--- Set exercise ---
Please pull out every line that includes the string "this".
::: Raw records :::
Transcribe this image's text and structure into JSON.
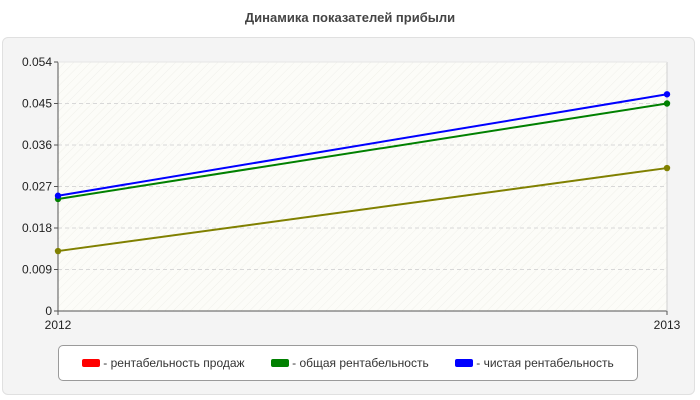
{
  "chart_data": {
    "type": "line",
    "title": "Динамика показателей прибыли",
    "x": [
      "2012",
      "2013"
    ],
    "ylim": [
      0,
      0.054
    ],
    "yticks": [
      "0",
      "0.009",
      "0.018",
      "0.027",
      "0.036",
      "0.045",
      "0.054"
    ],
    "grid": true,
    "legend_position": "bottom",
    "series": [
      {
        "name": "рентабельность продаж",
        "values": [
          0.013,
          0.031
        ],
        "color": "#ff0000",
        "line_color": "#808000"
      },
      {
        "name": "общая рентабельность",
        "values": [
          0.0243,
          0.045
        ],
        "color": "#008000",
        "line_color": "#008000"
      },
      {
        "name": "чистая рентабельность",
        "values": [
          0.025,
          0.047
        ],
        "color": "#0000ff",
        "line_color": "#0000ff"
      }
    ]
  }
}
:::
::: Raw records :::
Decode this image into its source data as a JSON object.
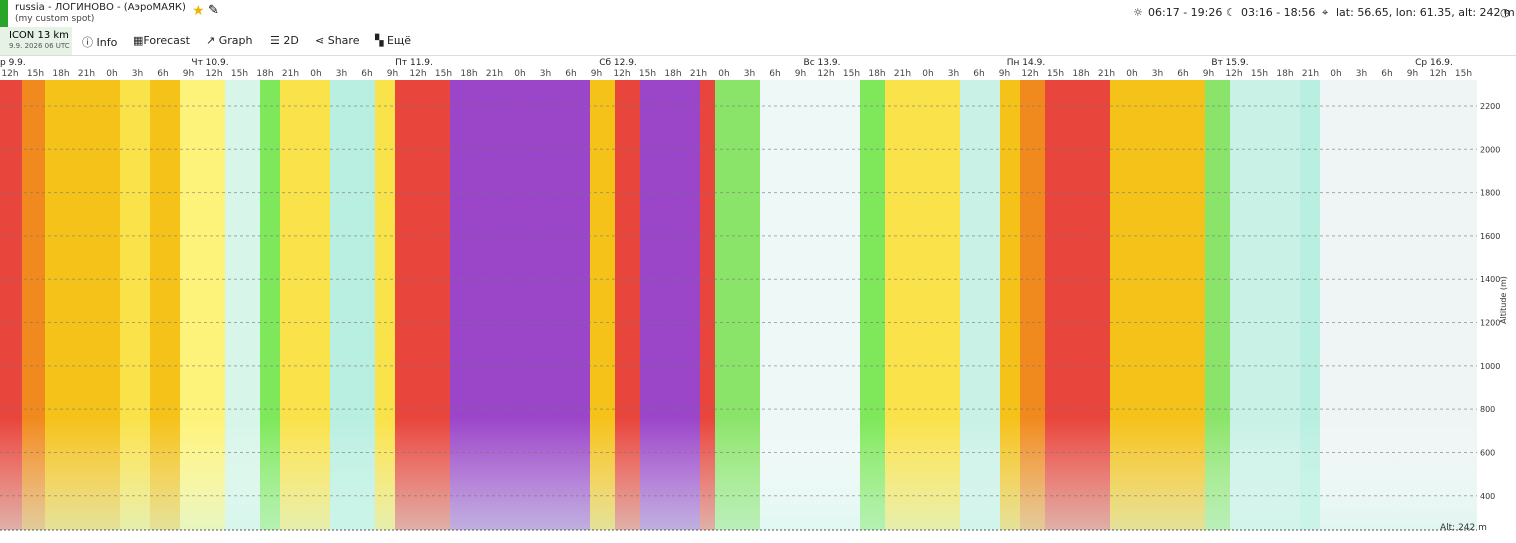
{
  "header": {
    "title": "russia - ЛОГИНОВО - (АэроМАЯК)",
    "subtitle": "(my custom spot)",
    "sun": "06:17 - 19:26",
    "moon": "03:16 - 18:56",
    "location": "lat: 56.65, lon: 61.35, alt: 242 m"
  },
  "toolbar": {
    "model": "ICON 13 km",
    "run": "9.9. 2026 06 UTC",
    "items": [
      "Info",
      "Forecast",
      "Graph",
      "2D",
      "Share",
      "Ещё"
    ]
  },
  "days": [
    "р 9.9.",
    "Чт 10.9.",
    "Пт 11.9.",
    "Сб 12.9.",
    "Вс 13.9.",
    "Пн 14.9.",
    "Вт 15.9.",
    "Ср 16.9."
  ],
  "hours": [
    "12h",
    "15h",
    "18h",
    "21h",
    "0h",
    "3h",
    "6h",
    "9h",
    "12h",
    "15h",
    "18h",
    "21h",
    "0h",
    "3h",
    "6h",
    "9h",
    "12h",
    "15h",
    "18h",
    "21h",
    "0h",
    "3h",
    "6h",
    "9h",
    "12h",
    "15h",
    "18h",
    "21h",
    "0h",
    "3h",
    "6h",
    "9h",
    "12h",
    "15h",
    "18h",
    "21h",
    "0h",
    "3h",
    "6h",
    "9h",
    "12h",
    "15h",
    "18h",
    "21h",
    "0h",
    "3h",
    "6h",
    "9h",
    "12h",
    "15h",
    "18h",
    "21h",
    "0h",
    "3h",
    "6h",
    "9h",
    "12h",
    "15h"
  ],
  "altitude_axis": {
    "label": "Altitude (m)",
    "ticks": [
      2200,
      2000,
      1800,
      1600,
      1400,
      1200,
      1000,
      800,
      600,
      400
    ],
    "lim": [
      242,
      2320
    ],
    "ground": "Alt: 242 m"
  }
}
:::
--- Full output ---
Transcribe this image's text and structure into JSON.
Decode this image into its source data as a JSON object.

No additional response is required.